AIM: All entries must be extracted exactly, with nothing added or dropped.

RAW RECORDS:

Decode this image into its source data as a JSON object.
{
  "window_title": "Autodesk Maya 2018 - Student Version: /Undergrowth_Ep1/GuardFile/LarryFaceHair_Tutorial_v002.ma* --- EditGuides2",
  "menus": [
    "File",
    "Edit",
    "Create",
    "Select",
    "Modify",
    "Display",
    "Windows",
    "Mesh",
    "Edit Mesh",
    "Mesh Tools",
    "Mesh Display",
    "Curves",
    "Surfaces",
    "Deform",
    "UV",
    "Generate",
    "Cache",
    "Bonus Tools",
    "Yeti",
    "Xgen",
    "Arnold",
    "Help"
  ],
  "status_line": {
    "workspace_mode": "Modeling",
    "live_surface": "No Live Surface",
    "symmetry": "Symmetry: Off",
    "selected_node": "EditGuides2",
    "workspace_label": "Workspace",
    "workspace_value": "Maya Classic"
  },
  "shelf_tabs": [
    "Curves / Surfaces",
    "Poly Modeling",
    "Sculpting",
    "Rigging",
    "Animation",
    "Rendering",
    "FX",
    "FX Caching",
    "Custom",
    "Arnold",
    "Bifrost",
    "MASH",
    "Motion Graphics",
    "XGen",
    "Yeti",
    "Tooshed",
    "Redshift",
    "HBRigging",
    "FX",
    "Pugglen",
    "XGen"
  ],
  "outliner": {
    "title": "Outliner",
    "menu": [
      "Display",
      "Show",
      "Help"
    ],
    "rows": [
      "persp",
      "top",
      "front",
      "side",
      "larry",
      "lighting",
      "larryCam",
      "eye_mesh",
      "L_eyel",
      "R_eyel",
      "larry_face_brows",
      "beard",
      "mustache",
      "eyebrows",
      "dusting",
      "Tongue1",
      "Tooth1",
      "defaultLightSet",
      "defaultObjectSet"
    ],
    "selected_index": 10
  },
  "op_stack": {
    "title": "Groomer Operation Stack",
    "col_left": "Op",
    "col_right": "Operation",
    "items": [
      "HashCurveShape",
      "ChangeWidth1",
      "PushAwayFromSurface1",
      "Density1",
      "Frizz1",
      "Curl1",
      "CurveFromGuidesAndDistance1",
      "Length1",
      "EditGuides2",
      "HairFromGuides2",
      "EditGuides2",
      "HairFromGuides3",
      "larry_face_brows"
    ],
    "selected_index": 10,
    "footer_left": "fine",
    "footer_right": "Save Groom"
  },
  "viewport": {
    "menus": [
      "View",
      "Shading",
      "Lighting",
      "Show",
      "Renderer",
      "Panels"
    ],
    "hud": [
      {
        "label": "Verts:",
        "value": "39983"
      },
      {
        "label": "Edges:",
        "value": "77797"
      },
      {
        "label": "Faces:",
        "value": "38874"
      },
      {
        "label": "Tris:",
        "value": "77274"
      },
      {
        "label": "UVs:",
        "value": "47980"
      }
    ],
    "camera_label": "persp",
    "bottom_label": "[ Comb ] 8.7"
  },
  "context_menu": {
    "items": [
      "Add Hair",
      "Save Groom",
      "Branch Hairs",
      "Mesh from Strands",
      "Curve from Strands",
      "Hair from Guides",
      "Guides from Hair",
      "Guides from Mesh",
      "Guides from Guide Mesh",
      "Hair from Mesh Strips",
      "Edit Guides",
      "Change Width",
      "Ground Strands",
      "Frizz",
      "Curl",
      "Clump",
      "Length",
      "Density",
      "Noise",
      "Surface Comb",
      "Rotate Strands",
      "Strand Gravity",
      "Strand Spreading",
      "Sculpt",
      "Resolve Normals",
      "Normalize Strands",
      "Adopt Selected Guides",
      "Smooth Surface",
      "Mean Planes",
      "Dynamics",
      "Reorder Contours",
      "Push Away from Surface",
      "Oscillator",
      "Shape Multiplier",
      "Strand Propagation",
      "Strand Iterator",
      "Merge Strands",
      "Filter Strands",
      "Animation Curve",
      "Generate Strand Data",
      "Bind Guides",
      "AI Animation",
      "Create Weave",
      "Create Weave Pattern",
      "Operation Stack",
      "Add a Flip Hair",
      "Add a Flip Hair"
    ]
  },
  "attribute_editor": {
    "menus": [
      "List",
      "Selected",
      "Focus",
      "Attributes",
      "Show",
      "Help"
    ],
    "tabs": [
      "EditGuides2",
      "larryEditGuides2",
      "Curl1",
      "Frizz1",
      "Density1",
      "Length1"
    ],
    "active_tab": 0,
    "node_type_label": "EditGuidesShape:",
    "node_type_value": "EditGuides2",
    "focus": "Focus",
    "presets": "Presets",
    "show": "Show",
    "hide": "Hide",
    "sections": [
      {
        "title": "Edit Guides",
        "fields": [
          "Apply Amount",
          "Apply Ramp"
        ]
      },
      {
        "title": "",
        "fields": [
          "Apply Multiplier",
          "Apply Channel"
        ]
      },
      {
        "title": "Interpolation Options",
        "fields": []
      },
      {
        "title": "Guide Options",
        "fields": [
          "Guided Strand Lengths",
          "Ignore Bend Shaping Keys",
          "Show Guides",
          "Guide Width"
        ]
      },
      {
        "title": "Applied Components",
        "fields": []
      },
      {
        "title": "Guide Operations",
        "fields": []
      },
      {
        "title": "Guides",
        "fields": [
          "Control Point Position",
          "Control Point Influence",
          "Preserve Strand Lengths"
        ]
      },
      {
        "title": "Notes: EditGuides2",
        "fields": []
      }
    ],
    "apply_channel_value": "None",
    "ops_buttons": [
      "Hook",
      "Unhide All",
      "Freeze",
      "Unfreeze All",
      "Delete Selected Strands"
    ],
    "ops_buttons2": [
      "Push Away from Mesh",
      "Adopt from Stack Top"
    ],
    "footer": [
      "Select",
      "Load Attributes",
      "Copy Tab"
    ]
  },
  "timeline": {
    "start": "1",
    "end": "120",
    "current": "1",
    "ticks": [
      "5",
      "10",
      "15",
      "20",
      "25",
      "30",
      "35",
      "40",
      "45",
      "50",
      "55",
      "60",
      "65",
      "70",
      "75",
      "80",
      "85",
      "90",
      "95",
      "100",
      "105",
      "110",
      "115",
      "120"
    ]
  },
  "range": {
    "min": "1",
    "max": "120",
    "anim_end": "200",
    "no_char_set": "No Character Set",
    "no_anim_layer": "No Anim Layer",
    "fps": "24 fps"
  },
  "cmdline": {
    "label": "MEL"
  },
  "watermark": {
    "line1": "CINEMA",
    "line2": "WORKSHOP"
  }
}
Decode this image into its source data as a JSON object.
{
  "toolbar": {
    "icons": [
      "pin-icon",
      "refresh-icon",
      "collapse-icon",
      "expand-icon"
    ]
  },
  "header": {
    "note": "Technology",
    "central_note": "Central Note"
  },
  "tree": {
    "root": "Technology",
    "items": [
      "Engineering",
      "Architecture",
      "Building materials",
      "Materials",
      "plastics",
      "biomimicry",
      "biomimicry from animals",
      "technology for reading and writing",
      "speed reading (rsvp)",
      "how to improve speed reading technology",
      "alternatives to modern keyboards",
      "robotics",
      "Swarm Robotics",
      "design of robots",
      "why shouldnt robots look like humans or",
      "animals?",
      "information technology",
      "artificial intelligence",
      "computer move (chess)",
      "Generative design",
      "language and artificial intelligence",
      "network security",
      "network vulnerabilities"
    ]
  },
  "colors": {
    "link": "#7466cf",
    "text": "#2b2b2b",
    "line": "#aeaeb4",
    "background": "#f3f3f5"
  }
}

OUTPUT OF THE EXERCISE:
Decode this image into its source data as a JSON object.
{
  "window_title": "Autodesk Maya 2018 - Student Version: /Undergrowth_Ep1/GuardFile/LarryFaceHair_Tutorial_v002.ma* --- EditGuides2",
  "menus": [
    "File",
    "Edit",
    "Create",
    "Select",
    "Modify",
    "Display",
    "Windows",
    "Mesh",
    "Edit Mesh",
    "Mesh Tools",
    "Mesh Display",
    "Curves",
    "Surfaces",
    "Deform",
    "UV",
    "Generate",
    "Cache",
    "Bonus Tools",
    "Yeti",
    "Xgen",
    "Arnold",
    "Help"
  ],
  "status_line": {
    "workspace_mode": "Modeling",
    "live_surface": "No Live Surface",
    "symmetry": "Symmetry: Off",
    "selected_node": "EditGuides2",
    "workspace_label": "Workspace",
    "workspace_value": "Maya Classic"
  },
  "shelf_tabs": [
    "Curves / Surfaces",
    "Poly Modeling",
    "Sculpting",
    "Rigging",
    "Animation",
    "Rendering",
    "FX",
    "FX Caching",
    "Custom",
    "Arnold",
    "Bifrost",
    "MASH",
    "Motion Graphics",
    "XGen",
    "Yeti",
    "Tooshed",
    "Redshift",
    "HBRigging",
    "FX",
    "Pugglen",
    "XGen"
  ],
  "outliner": {
    "title": "Outliner",
    "menu": [
      "Display",
      "Show",
      "Help"
    ],
    "rows": [
      "persp",
      "top",
      "front",
      "side",
      "larry",
      "lighting",
      "larryCam",
      "eye_mesh",
      "L_eyel",
      "R_eyel",
      "larry_face_brows",
      "beard",
      "mustache",
      "eyebrows",
      "dusting",
      "Tongue1",
      "Tooth1",
      "defaultLightSet",
      "defaultObjectSet"
    ],
    "selected_index": 10
  },
  "op_stack": {
    "title": "Groomer Operation Stack",
    "col_left": "Op",
    "col_right": "Operation",
    "items": [
      "HashCurveShape",
      "ChangeWidth1",
      "PushAwayFromSurface1",
      "Density1",
      "Frizz1",
      "Curl1",
      "CurveFromGuidesAndDistance1",
      "Length1",
      "EditGuides2",
      "HairFromGuides2",
      "EditGuides2",
      "HairFromGuides3",
      "larry_face_brows"
    ],
    "selected_index": 10,
    "footer_left": "fine",
    "footer_right": "Save Groom"
  },
  "viewport": {
    "menus": [
      "View",
      "Shading",
      "Lighting",
      "Show",
      "Renderer",
      "Panels"
    ],
    "hud": [
      {
        "label": "Verts:",
        "value": "39983"
      },
      {
        "label": "Edges:",
        "value": "77797"
      },
      {
        "label": "Faces:",
        "value": "38874"
      },
      {
        "label": "Tris:",
        "value": "77274"
      },
      {
        "label": "UVs:",
        "value": "47980"
      }
    ],
    "camera_label": "persp",
    "bottom_label": "[ Comb ] 8.7"
  },
  "context_menu": {
    "items": [
      "Add Hair",
      "Save Groom",
      "Branch Hairs",
      "Mesh from Strands",
      "Curve from Strands",
      "Hair from Guides",
      "Guides from Hair",
      "Guides from Mesh",
      "Guides from Guide Mesh",
      "Hair from Mesh Strips",
      "Edit Guides",
      "Change Width",
      "Ground Strands",
      "Frizz",
      "Curl",
      "Clump",
      "Length",
      "Density",
      "Noise",
      "Surface Comb",
      "Rotate Strands",
      "Strand Gravity",
      "Strand Spreading",
      "Sculpt",
      "Resolve Normals",
      "Normalize Strands",
      "Adopt Selected Guides",
      "Smooth Surface",
      "Mean Planes",
      "Dynamics",
      "Reorder Contours",
      "Push Away from Surface",
      "Oscillator",
      "Shape Multiplier",
      "Strand Propagation",
      "Strand Iterator",
      "Merge Strands",
      "Filter Strands",
      "Animation Curve",
      "Generate Strand Data",
      "Bind Guides",
      "AI Animation",
      "Create Weave",
      "Create Weave Pattern",
      "Operation Stack",
      "Add a Flip Hair",
      "Add a Flip Hair"
    ]
  },
  "attribute_editor": {
    "menus": [
      "List",
      "Selected",
      "Focus",
      "Attributes",
      "Show",
      "Help"
    ],
    "tabs": [
      "EditGuides2",
      "larryEditGuides2",
      "Curl1",
      "Frizz1",
      "Density1",
      "Length1"
    ],
    "active_tab": 0,
    "node_type_label": "EditGuidesShape:",
    "node_type_value": "EditGuides2",
    "focus": "Focus",
    "presets": "Presets",
    "show": "Show",
    "hide": "Hide",
    "sections": [
      {
        "title": "Edit Guides",
        "fields": [
          "Apply Amount",
          "Apply Ramp"
        ]
      },
      {
        "title": "",
        "fields": [
          "Apply Multiplier",
          "Apply Channel"
        ]
      },
      {
        "title": "Interpolation Options",
        "fields": []
      },
      {
        "title": "Guide Options",
        "fields": [
          "Guided Strand Lengths",
          "Ignore Bend Shaping Keys",
          "Show Guides",
          "Guide Width"
        ]
      },
      {
        "title": "Applied Components",
        "fields": []
      },
      {
        "title": "Guide Operations",
        "fields": []
      },
      {
        "title": "Guides",
        "fields": [
          "Control Point Position",
          "Control Point Influence",
          "Preserve Strand Lengths"
        ]
      },
      {
        "title": "Notes: EditGuides2",
        "fields": []
      }
    ],
    "apply_channel_value": "None",
    "ops_buttons": [
      "Hook",
      "Unhide All",
      "Freeze",
      "Unfreeze All",
      "Delete Selected Strands"
    ],
    "ops_buttons2": [
      "Push Away from Mesh",
      "Adopt from Stack Top"
    ],
    "footer": [
      "Select",
      "Load Attributes",
      "Copy Tab"
    ]
  },
  "timeline": {
    "start": "1",
    "end": "120",
    "current": "1",
    "ticks": [
      "5",
      "10",
      "15",
      "20",
      "25",
      "30",
      "35",
      "40",
      "45",
      "50",
      "55",
      "60",
      "65",
      "70",
      "75",
      "80",
      "85",
      "90",
      "95",
      "100",
      "105",
      "110",
      "115",
      "120"
    ]
  },
  "range": {
    "min": "1",
    "max": "120",
    "anim_end": "200",
    "no_char_set": "No Character Set",
    "no_anim_layer": "No Anim Layer",
    "fps": "24 fps"
  },
  "cmdline": {
    "label": "MEL"
  },
  "watermark": {
    "line1": "CINEMA",
    "line2": "WORKSHOP"
  }
}
Decode this image into its source data as a JSON object.
{
  "toolbar": {
    "icons": [
      "pin-icon",
      "refresh-icon",
      "collapse-icon",
      "expand-icon"
    ]
  },
  "header": {
    "note": "Technology",
    "central_note": "Central Note"
  },
  "tree": {
    "root": "Technology",
    "items": [
      "Engineering",
      "Architecture",
      "Building materials",
      "Materials",
      "plastics",
      "biomimicry",
      "biomimicry from animals",
      "technology for reading and writing",
      "speed reading (rsvp)",
      "how to improve speed reading technology",
      "alternatives to modern keyboards",
      "robotics",
      "Swarm Robotics",
      "design of robots",
      "why shouldnt robots look like humans or",
      "animals?",
      "information technology",
      "artificial intelligence",
      "computer move (chess)",
      "Generative design",
      "language and artificial intelligence",
      "network security",
      "network vulnerabilities"
    ]
  },
  "colors": {
    "link": "#7466cf",
    "text": "#2b2b2b",
    "line": "#aeaeb4",
    "background": "#f3f3f5"
  }
}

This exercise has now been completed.